++++ Input material ++++
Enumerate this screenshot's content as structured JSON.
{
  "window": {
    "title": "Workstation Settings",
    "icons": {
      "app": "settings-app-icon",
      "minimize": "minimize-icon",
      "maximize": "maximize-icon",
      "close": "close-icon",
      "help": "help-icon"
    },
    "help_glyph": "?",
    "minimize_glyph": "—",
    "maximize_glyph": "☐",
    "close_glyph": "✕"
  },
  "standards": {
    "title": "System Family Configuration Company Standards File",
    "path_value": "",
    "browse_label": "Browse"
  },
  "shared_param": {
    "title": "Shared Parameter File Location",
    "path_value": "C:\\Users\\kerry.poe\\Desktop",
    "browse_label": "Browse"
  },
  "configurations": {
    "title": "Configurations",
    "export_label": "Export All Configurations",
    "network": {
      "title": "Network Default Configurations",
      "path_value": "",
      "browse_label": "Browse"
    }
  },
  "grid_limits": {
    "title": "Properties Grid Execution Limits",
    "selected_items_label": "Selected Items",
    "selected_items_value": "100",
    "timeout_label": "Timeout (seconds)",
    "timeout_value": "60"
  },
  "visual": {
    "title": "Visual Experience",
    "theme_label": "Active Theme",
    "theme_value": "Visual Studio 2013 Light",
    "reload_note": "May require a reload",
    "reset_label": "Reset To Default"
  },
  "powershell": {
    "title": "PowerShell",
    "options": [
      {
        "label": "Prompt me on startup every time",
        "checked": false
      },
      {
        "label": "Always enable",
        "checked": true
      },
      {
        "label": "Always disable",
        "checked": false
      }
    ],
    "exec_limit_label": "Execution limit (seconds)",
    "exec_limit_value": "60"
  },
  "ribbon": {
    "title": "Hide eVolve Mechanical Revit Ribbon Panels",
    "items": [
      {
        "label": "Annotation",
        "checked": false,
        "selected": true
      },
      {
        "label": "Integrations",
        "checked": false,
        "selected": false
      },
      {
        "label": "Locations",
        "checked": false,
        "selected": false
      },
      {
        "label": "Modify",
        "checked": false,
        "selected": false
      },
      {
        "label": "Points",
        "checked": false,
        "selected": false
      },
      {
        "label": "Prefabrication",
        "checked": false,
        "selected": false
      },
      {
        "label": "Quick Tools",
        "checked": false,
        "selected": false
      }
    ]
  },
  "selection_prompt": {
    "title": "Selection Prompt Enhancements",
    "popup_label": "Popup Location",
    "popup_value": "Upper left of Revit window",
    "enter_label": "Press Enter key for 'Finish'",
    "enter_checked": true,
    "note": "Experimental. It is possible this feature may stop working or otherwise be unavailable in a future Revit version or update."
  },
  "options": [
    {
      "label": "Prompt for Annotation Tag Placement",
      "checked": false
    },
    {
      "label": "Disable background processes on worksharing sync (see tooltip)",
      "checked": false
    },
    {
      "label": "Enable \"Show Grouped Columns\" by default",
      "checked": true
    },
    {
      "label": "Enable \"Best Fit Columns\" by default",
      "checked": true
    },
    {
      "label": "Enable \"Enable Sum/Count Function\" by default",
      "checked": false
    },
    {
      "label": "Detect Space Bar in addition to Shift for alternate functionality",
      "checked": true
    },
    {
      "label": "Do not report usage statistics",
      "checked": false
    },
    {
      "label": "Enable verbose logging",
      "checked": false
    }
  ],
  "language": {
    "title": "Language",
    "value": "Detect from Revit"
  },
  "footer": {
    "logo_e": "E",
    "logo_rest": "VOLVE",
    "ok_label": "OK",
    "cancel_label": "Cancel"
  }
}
++++
> Problem description: Your task is to retype all the records above with nothing left out.

> Response to the exercise:
Enumerate this screenshot's content as structured JSON.
{
  "window": {
    "title": "Workstation Settings",
    "icons": {
      "app": "settings-app-icon",
      "minimize": "minimize-icon",
      "maximize": "maximize-icon",
      "close": "close-icon",
      "help": "help-icon"
    },
    "help_glyph": "?",
    "minimize_glyph": "—",
    "maximize_glyph": "☐",
    "close_glyph": "✕"
  },
  "standards": {
    "title": "System Family Configuration Company Standards File",
    "path_value": "",
    "browse_label": "Browse"
  },
  "shared_param": {
    "title": "Shared Parameter File Location",
    "path_value": "C:\\Users\\kerry.poe\\Desktop",
    "browse_label": "Browse"
  },
  "configurations": {
    "title": "Configurations",
    "export_label": "Export All Configurations",
    "network": {
      "title": "Network Default Configurations",
      "path_value": "",
      "browse_label": "Browse"
    }
  },
  "grid_limits": {
    "title": "Properties Grid Execution Limits",
    "selected_items_label": "Selected Items",
    "selected_items_value": "100",
    "timeout_label": "Timeout (seconds)",
    "timeout_value": "60"
  },
  "visual": {
    "title": "Visual Experience",
    "theme_label": "Active Theme",
    "theme_value": "Visual Studio 2013 Light",
    "reload_note": "May require a reload",
    "reset_label": "Reset To Default"
  },
  "powershell": {
    "title": "PowerShell",
    "options": [
      {
        "label": "Prompt me on startup every time",
        "checked": false
      },
      {
        "label": "Always enable",
        "checked": true
      },
      {
        "label": "Always disable",
        "checked": false
      }
    ],
    "exec_limit_label": "Execution limit (seconds)",
    "exec_limit_value": "60"
  },
  "ribbon": {
    "title": "Hide eVolve Mechanical Revit Ribbon Panels",
    "items": [
      {
        "label": "Annotation",
        "checked": false,
        "selected": true
      },
      {
        "label": "Integrations",
        "checked": false,
        "selected": false
      },
      {
        "label": "Locations",
        "checked": false,
        "selected": false
      },
      {
        "label": "Modify",
        "checked": false,
        "selected": false
      },
      {
        "label": "Points",
        "checked": false,
        "selected": false
      },
      {
        "label": "Prefabrication",
        "checked": false,
        "selected": false
      },
      {
        "label": "Quick Tools",
        "checked": false,
        "selected": false
      }
    ]
  },
  "selection_prompt": {
    "title": "Selection Prompt Enhancements",
    "popup_label": "Popup Location",
    "popup_value": "Upper left of Revit window",
    "enter_label": "Press Enter key for 'Finish'",
    "enter_checked": true,
    "note": "Experimental. It is possible this feature may stop working or otherwise be unavailable in a future Revit version or update."
  },
  "options": [
    {
      "label": "Prompt for Annotation Tag Placement",
      "checked": false
    },
    {
      "label": "Disable background processes on worksharing sync (see tooltip)",
      "checked": false
    },
    {
      "label": "Enable \"Show Grouped Columns\" by default",
      "checked": true
    },
    {
      "label": "Enable \"Best Fit Columns\" by default",
      "checked": true
    },
    {
      "label": "Enable \"Enable Sum/Count Function\" by default",
      "checked": false
    },
    {
      "label": "Detect Space Bar in addition to Shift for alternate functionality",
      "checked": true
    },
    {
      "label": "Do not report usage statistics",
      "checked": false
    },
    {
      "label": "Enable verbose logging",
      "checked": false
    }
  ],
  "language": {
    "title": "Language",
    "value": "Detect from Revit"
  },
  "footer": {
    "logo_e": "E",
    "logo_rest": "VOLVE",
    "ok_label": "OK",
    "cancel_label": "Cancel"
  }
}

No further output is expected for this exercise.